§ **Exercise directions**: For every line in the data below that contains "covering", copy the line.

[Saved entries]
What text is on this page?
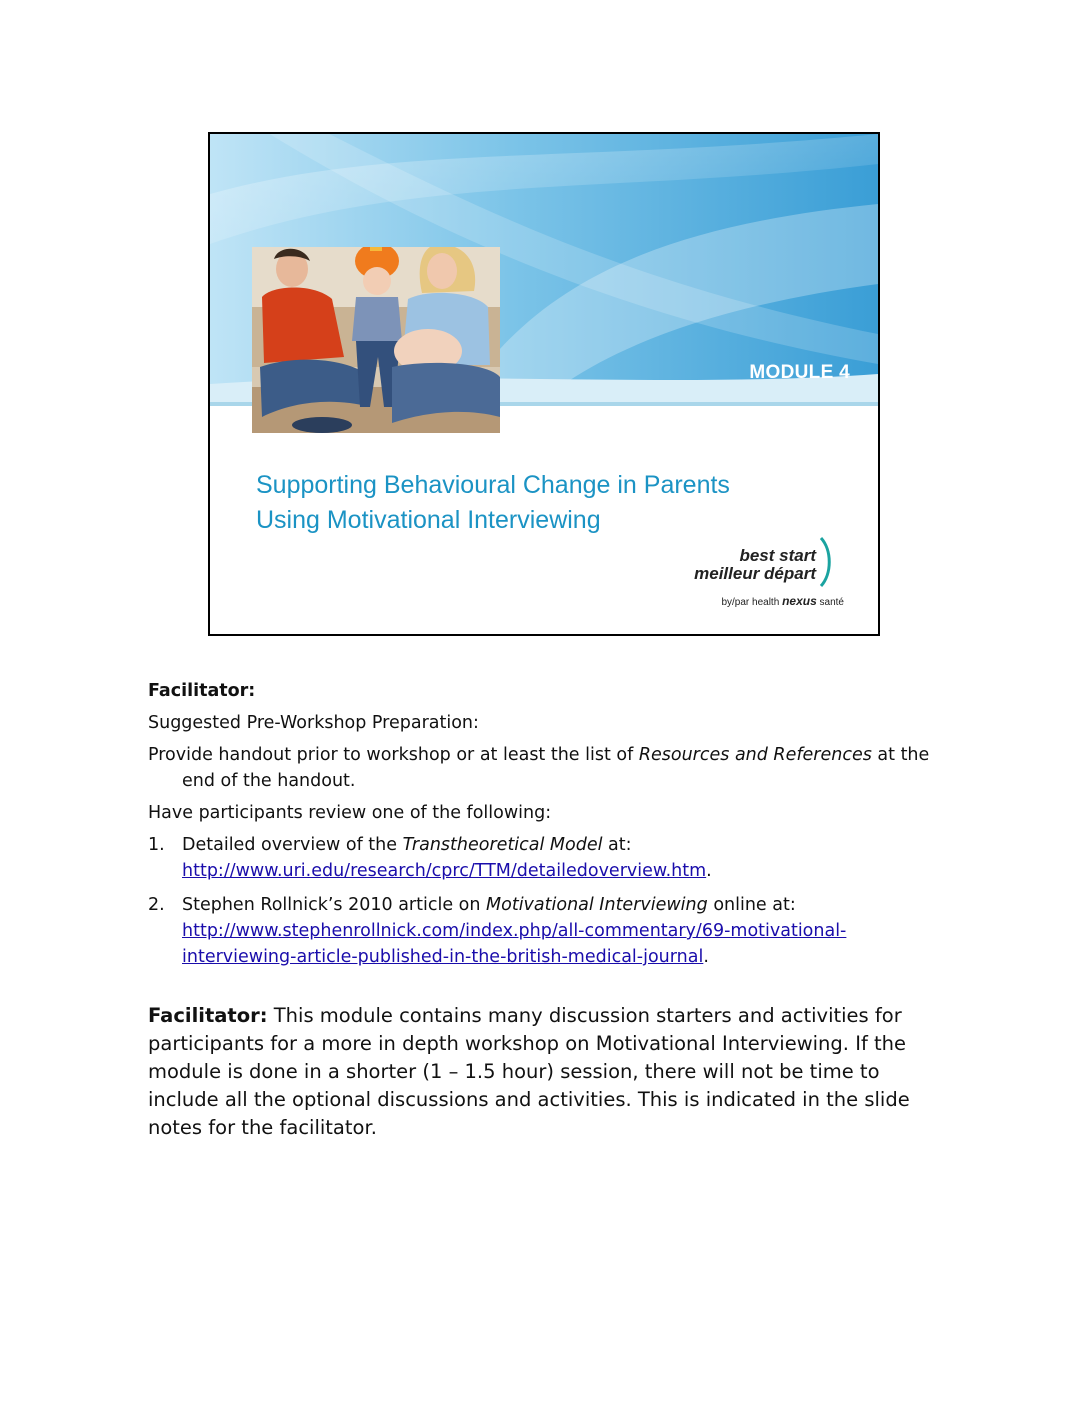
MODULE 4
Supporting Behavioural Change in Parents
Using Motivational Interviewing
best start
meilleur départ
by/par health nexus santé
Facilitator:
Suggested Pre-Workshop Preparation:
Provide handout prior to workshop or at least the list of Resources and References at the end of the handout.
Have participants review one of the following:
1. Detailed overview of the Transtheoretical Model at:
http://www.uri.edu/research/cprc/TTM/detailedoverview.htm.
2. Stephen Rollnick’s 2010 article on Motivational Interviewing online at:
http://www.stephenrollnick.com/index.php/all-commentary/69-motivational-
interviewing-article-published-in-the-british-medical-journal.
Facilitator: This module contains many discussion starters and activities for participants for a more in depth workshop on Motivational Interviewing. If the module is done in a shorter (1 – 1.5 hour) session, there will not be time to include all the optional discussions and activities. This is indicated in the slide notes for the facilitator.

...

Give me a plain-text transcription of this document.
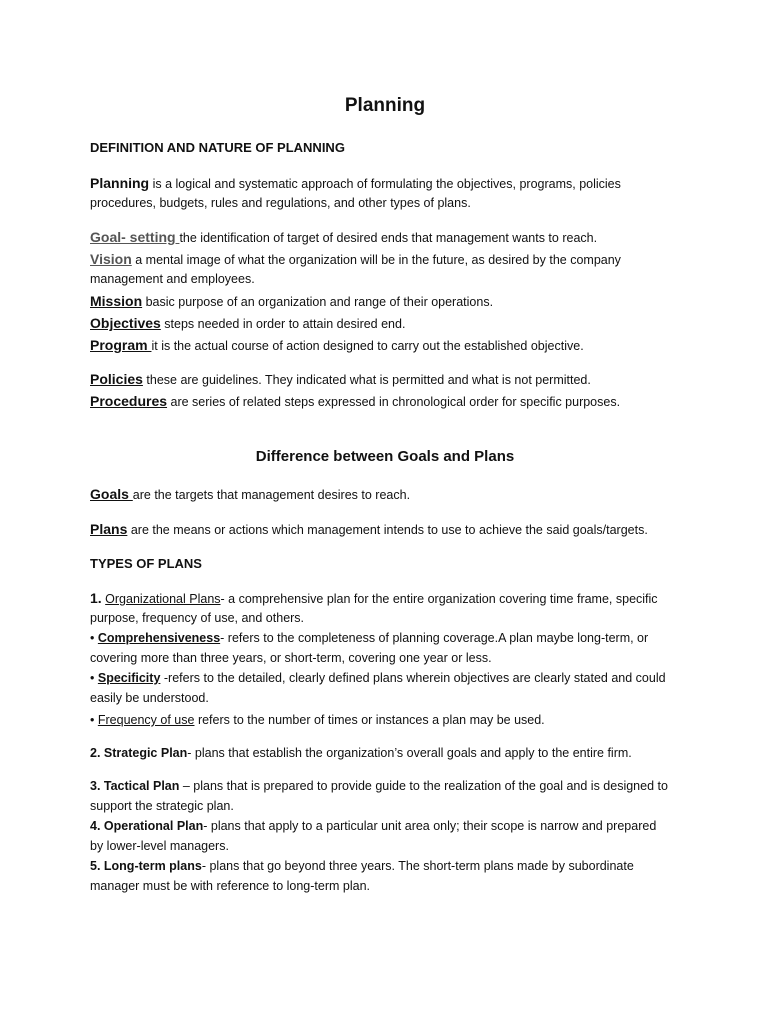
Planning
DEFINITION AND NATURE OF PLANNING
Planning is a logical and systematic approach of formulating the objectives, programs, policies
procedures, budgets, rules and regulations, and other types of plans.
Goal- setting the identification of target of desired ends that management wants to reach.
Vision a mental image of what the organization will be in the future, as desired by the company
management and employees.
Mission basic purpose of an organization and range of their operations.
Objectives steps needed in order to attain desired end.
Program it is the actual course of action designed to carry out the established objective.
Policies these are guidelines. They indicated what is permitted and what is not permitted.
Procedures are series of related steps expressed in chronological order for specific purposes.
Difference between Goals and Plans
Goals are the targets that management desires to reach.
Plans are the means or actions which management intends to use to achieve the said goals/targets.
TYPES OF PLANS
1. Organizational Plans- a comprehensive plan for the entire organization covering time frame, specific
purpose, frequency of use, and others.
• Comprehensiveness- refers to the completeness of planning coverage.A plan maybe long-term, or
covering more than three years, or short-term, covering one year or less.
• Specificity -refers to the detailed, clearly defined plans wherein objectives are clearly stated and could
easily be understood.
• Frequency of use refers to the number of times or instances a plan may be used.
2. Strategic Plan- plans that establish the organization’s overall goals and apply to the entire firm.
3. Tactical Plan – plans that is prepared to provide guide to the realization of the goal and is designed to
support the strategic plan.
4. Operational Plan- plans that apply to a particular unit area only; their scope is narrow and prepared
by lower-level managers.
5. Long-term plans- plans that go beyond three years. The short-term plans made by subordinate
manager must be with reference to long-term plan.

§ **Completed task**:
1. Organizational Plans- a comprehensive plan for the entire organization covering time frame, specific
covering more than three years, or short-term, covering one year or less.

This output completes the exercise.